Exercise description:
Write the entries out again exactly as they stand, but without the pictures.

Records for this exercise:
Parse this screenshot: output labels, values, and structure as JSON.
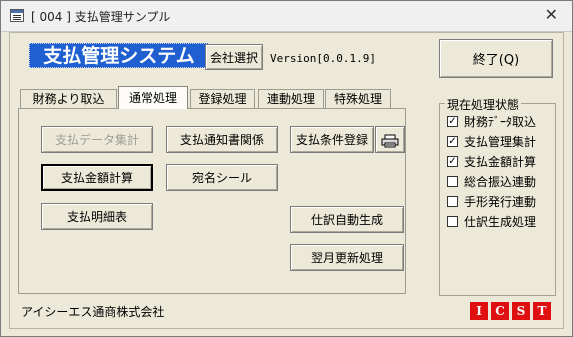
{
  "window": {
    "title": "[ 004 ] 支払管理サンプル",
    "close_label": "✕"
  },
  "header": {
    "system_title": "支払管理システム",
    "company_select_label": "会社選択",
    "version_text": "Version[0.0.1.9]",
    "exit_label": "終了(Q)"
  },
  "tabs": [
    {
      "label": "財務より取込"
    },
    {
      "label": "通常処理"
    },
    {
      "label": "登録処理"
    },
    {
      "label": "連動処理"
    },
    {
      "label": "特殊処理"
    }
  ],
  "buttons": {
    "payment_data_summary": "支払データ集計",
    "payment_notice": "支払通知書関係",
    "payment_terms_registration": "支払条件登録",
    "payment_amount_calc": "支払金額計算",
    "address_label": "宛名シール",
    "payment_statement": "支払明細表",
    "journal_auto_generate": "仕訳自動生成",
    "next_month_update": "翌月更新処理"
  },
  "status_panel": {
    "title": "現在処理状態",
    "items": [
      {
        "label": "財務ﾃﾞｰﾀ取込",
        "checked": true
      },
      {
        "label": "支払管理集計",
        "checked": true
      },
      {
        "label": "支払金額計算",
        "checked": true
      },
      {
        "label": "総合振込連動",
        "checked": false
      },
      {
        "label": "手形発行連動",
        "checked": false
      },
      {
        "label": "仕訳生成処理",
        "checked": false
      }
    ]
  },
  "footer": {
    "company_name": "アイシーエス通商株式会社",
    "logo_letters": [
      "I",
      "C",
      "S",
      "T"
    ]
  },
  "colors": {
    "title_bg": "#1f5fcf",
    "logo_red": "#e01010",
    "window_bg": "#ece9d8"
  }
}
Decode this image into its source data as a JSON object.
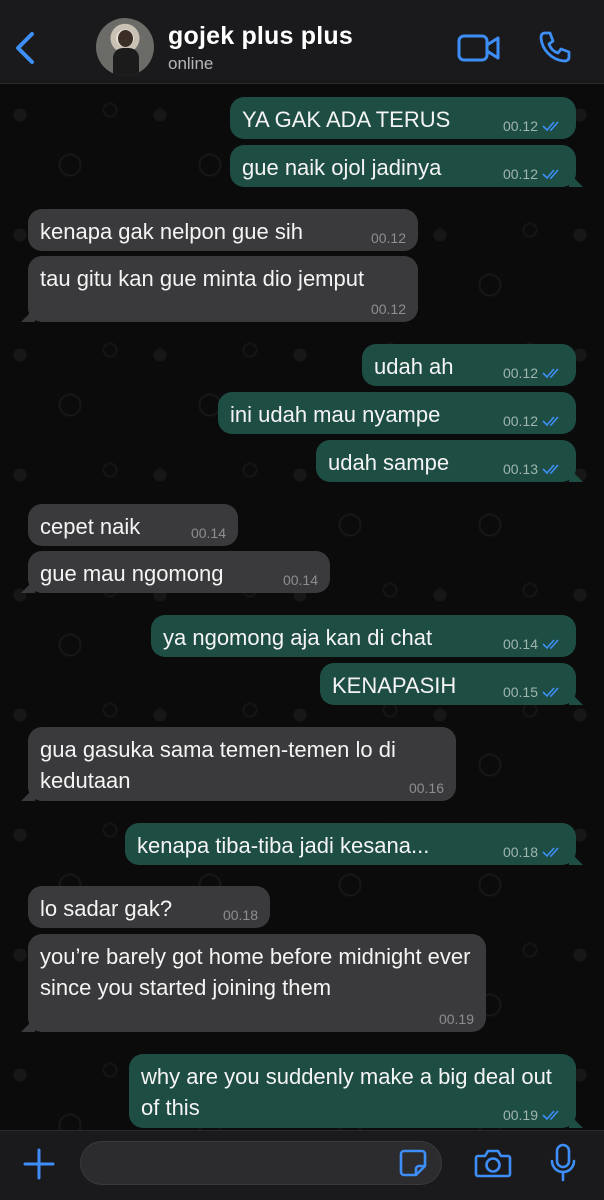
{
  "header": {
    "contact_name": "gojek plus plus",
    "status": "online",
    "accent_color": "#3e8ef7"
  },
  "messages": [
    {
      "dir": "out",
      "text": "YA GAK ADA TERUS",
      "time": "00.12",
      "read": true
    },
    {
      "dir": "out",
      "text": "gue naik ojol jadinya",
      "time": "00.12",
      "read": true
    },
    {
      "dir": "in",
      "text": "kenapa gak nelpon gue sih",
      "time": "00.12"
    },
    {
      "dir": "in",
      "text": "tau gitu kan gue minta dio jemput",
      "time": "00.12"
    },
    {
      "dir": "out",
      "text": "udah ah",
      "time": "00.12",
      "read": true
    },
    {
      "dir": "out",
      "text": "ini udah mau nyampe",
      "time": "00.12",
      "read": true
    },
    {
      "dir": "out",
      "text": "udah sampe",
      "time": "00.13",
      "read": true
    },
    {
      "dir": "in",
      "text": "cepet naik",
      "time": "00.14"
    },
    {
      "dir": "in",
      "text": "gue mau ngomong",
      "time": "00.14"
    },
    {
      "dir": "out",
      "text": "ya ngomong aja kan di chat",
      "time": "00.14",
      "read": true
    },
    {
      "dir": "out",
      "text": "KENAPASIH",
      "time": "00.15",
      "read": true
    },
    {
      "dir": "in",
      "text": "gua gasuka sama temen-temen lo di kedutaan",
      "time": "00.16"
    },
    {
      "dir": "out",
      "text": "kenapa tiba-tiba jadi kesana...",
      "time": "00.18",
      "read": true
    },
    {
      "dir": "in",
      "text": "lo sadar gak?",
      "time": "00.18"
    },
    {
      "dir": "in",
      "text": "you’re barely got home before midnight ever since you started joining them",
      "time": "00.19"
    },
    {
      "dir": "out",
      "text": "why are you suddenly make a big deal out of this",
      "time": "00.19",
      "read": true
    }
  ],
  "composer": {
    "value": "",
    "placeholder": ""
  },
  "icons": {
    "back": "chevron-left-icon",
    "video": "video-camera-icon",
    "call": "phone-icon",
    "attach": "plus-icon",
    "sticker": "sticker-icon",
    "camera": "camera-icon",
    "mic": "microphone-icon"
  }
}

Solution:
Parse this screenshot: output labels, values, and structure as JSON.
{
  "window": {
    "title": "[ 004 ] 支払管理サンプル",
    "close_label": "✕"
  },
  "header": {
    "system_title": "支払管理システム",
    "company_select_label": "会社選択",
    "version_text": "Version[0.0.1.9]",
    "exit_label": "終了(Q)"
  },
  "tabs": [
    {
      "label": "財務より取込"
    },
    {
      "label": "通常処理"
    },
    {
      "label": "登録処理"
    },
    {
      "label": "連動処理"
    },
    {
      "label": "特殊処理"
    }
  ],
  "buttons": {
    "payment_data_summary": "支払データ集計",
    "payment_notice": "支払通知書関係",
    "payment_terms_registration": "支払条件登録",
    "payment_amount_calc": "支払金額計算",
    "address_label": "宛名シール",
    "payment_statement": "支払明細表",
    "journal_auto_generate": "仕訳自動生成",
    "next_month_update": "翌月更新処理"
  },
  "status_panel": {
    "title": "現在処理状態",
    "items": [
      {
        "label": "財務ﾃﾞｰﾀ取込",
        "checked": true
      },
      {
        "label": "支払管理集計",
        "checked": true
      },
      {
        "label": "支払金額計算",
        "checked": true
      },
      {
        "label": "総合振込連動",
        "checked": false
      },
      {
        "label": "手形発行連動",
        "checked": false
      },
      {
        "label": "仕訳生成処理",
        "checked": false
      }
    ]
  },
  "footer": {
    "company_name": "アイシーエス通商株式会社",
    "logo_letters": [
      "I",
      "C",
      "S",
      "T"
    ]
  },
  "colors": {
    "title_bg": "#1f5fcf",
    "logo_red": "#e01010",
    "window_bg": "#ece9d8"
  }
}
Decode this image into its source data as a JSON object.
{
  "header": {
    "contact_name": "gojek plus plus",
    "status": "online",
    "accent_color": "#3e8ef7"
  },
  "messages": [
    {
      "dir": "out",
      "text": "YA GAK ADA TERUS",
      "time": "00.12",
      "read": true
    },
    {
      "dir": "out",
      "text": "gue naik ojol jadinya",
      "time": "00.12",
      "read": true
    },
    {
      "dir": "in",
      "text": "kenapa gak nelpon gue sih",
      "time": "00.12"
    },
    {
      "dir": "in",
      "text": "tau gitu kan gue minta dio jemput",
      "time": "00.12"
    },
    {
      "dir": "out",
      "text": "udah ah",
      "time": "00.12",
      "read": true
    },
    {
      "dir": "out",
      "text": "ini udah mau nyampe",
      "time": "00.12",
      "read": true
    },
    {
      "dir": "out",
      "text": "udah sampe",
      "time": "00.13",
      "read": true
    },
    {
      "dir": "in",
      "text": "cepet naik",
      "time": "00.14"
    },
    {
      "dir": "in",
      "text": "gue mau ngomong",
      "time": "00.14"
    },
    {
      "dir": "out",
      "text": "ya ngomong aja kan di chat",
      "time": "00.14",
      "read": true
    },
    {
      "dir": "out",
      "text": "KENAPASIH",
      "time": "00.15",
      "read": true
    },
    {
      "dir": "in",
      "text": "gua gasuka sama temen-temen lo di kedutaan",
      "time": "00.16"
    },
    {
      "dir": "out",
      "text": "kenapa tiba-tiba jadi kesana...",
      "time": "00.18",
      "read": true
    },
    {
      "dir": "in",
      "text": "lo sadar gak?",
      "time": "00.18"
    },
    {
      "dir": "in",
      "text": "you’re barely got home before midnight ever since you started joining them",
      "time": "00.19"
    },
    {
      "dir": "out",
      "text": "why are you suddenly make a big deal out of this",
      "time": "00.19",
      "read": true
    }
  ],
  "composer": {
    "value": "",
    "placeholder": ""
  },
  "icons": {
    "back": "chevron-left-icon",
    "video": "video-camera-icon",
    "call": "phone-icon",
    "attach": "plus-icon",
    "sticker": "sticker-icon",
    "camera": "camera-icon",
    "mic": "microphone-icon"
  }
}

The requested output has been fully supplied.